- [Brief]:
Your task is to copy every line of the records below that contains "ProRes".

Lines of data:
— begin —
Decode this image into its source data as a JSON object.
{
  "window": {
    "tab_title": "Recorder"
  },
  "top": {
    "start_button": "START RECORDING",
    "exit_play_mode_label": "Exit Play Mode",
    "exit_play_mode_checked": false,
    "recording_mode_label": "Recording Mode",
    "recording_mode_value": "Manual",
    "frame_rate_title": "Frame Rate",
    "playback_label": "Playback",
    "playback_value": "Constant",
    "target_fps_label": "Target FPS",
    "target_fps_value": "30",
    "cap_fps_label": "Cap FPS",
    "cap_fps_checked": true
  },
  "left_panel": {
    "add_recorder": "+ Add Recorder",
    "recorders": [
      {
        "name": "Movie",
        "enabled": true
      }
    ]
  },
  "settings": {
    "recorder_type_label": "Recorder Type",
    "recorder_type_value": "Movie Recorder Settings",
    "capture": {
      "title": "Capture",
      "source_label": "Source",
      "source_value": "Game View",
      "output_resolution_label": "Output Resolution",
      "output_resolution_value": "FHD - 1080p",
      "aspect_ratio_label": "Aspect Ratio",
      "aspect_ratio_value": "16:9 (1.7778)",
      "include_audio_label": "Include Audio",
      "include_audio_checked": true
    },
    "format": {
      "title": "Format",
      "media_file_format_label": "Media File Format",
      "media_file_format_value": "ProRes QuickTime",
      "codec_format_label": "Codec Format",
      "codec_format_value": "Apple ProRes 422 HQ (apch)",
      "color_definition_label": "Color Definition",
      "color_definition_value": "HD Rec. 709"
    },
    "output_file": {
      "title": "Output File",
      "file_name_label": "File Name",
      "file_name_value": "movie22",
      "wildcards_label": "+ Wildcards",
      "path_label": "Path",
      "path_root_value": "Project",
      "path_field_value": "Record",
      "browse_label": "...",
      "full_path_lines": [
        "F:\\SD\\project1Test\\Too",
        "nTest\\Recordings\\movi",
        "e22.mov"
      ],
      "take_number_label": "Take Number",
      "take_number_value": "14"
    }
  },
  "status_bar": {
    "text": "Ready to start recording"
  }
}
— end —
- [In response]:
      "media_file_format_value": "ProRes QuickTime",
      "codec_format_value": "Apple ProRes 422 HQ (apch)",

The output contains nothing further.